Below are some records; return each one exactly.
· · · · · · ·
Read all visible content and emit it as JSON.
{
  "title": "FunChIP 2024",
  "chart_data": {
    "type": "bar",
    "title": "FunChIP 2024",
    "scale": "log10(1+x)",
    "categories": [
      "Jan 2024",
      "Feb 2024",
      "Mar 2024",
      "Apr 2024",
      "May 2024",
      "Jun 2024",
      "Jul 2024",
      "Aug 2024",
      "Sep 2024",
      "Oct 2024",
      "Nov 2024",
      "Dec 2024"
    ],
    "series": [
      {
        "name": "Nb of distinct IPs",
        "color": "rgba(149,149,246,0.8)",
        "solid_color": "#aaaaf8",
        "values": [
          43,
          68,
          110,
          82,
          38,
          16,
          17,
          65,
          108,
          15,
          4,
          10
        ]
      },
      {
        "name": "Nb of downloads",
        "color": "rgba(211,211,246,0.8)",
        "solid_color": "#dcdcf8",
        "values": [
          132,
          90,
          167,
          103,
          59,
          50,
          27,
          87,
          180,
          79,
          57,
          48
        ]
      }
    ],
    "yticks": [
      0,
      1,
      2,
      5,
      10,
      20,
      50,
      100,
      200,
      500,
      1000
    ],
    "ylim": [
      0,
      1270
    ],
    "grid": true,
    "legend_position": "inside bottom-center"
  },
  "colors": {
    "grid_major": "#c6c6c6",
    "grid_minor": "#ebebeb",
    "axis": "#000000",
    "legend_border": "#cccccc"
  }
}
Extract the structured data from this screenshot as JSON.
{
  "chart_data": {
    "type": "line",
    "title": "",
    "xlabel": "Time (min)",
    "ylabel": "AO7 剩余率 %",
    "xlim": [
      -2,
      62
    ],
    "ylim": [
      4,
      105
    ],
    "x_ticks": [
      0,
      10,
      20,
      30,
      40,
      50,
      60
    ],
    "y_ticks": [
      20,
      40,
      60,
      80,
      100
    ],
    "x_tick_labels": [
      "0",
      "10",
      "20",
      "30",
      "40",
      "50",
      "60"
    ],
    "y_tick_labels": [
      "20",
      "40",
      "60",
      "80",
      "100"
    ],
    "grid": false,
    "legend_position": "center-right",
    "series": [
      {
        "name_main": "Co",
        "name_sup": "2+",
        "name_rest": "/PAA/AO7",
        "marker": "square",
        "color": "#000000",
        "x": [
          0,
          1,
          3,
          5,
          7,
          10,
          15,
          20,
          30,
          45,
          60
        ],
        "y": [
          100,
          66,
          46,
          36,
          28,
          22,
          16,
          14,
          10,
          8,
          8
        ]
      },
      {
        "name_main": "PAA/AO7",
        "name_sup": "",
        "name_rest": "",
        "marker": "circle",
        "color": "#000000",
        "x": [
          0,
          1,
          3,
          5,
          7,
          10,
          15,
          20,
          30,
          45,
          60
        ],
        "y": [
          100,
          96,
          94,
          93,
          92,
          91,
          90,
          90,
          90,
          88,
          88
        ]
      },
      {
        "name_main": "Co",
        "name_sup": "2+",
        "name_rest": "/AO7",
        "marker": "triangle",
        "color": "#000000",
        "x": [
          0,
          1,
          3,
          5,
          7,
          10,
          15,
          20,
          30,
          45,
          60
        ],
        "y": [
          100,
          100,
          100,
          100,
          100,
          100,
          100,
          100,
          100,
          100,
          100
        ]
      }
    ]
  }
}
· · · · · · ·
--- Response to the task ---
Read all visible content and emit it as JSON.
{
  "title": "FunChIP 2024",
  "chart_data": {
    "type": "bar",
    "title": "FunChIP 2024",
    "scale": "log10(1+x)",
    "categories": [
      "Jan 2024",
      "Feb 2024",
      "Mar 2024",
      "Apr 2024",
      "May 2024",
      "Jun 2024",
      "Jul 2024",
      "Aug 2024",
      "Sep 2024",
      "Oct 2024",
      "Nov 2024",
      "Dec 2024"
    ],
    "series": [
      {
        "name": "Nb of distinct IPs",
        "color": "rgba(149,149,246,0.8)",
        "solid_color": "#aaaaf8",
        "values": [
          43,
          68,
          110,
          82,
          38,
          16,
          17,
          65,
          108,
          15,
          4,
          10
        ]
      },
      {
        "name": "Nb of downloads",
        "color": "rgba(211,211,246,0.8)",
        "solid_color": "#dcdcf8",
        "values": [
          132,
          90,
          167,
          103,
          59,
          50,
          27,
          87,
          180,
          79,
          57,
          48
        ]
      }
    ],
    "yticks": [
      0,
      1,
      2,
      5,
      10,
      20,
      50,
      100,
      200,
      500,
      1000
    ],
    "ylim": [
      0,
      1270
    ],
    "grid": true,
    "legend_position": "inside bottom-center"
  },
  "colors": {
    "grid_major": "#c6c6c6",
    "grid_minor": "#ebebeb",
    "axis": "#000000",
    "legend_border": "#cccccc"
  }
}
Extract the structured data from this screenshot as JSON.
{
  "chart_data": {
    "type": "line",
    "title": "",
    "xlabel": "Time (min)",
    "ylabel": "AO7 剩余率 %",
    "xlim": [
      -2,
      62
    ],
    "ylim": [
      4,
      105
    ],
    "x_ticks": [
      0,
      10,
      20,
      30,
      40,
      50,
      60
    ],
    "y_ticks": [
      20,
      40,
      60,
      80,
      100
    ],
    "x_tick_labels": [
      "0",
      "10",
      "20",
      "30",
      "40",
      "50",
      "60"
    ],
    "y_tick_labels": [
      "20",
      "40",
      "60",
      "80",
      "100"
    ],
    "grid": false,
    "legend_position": "center-right",
    "series": [
      {
        "name_main": "Co",
        "name_sup": "2+",
        "name_rest": "/PAA/AO7",
        "marker": "square",
        "color": "#000000",
        "x": [
          0,
          1,
          3,
          5,
          7,
          10,
          15,
          20,
          30,
          45,
          60
        ],
        "y": [
          100,
          66,
          46,
          36,
          28,
          22,
          16,
          14,
          10,
          8,
          8
        ]
      },
      {
        "name_main": "PAA/AO7",
        "name_sup": "",
        "name_rest": "",
        "marker": "circle",
        "color": "#000000",
        "x": [
          0,
          1,
          3,
          5,
          7,
          10,
          15,
          20,
          30,
          45,
          60
        ],
        "y": [
          100,
          96,
          94,
          93,
          92,
          91,
          90,
          90,
          90,
          88,
          88
        ]
      },
      {
        "name_main": "Co",
        "name_sup": "2+",
        "name_rest": "/AO7",
        "marker": "triangle",
        "color": "#000000",
        "x": [
          0,
          1,
          3,
          5,
          7,
          10,
          15,
          20,
          30,
          45,
          60
        ],
        "y": [
          100,
          100,
          100,
          100,
          100,
          100,
          100,
          100,
          100,
          100,
          100
        ]
      }
    ]
  }
}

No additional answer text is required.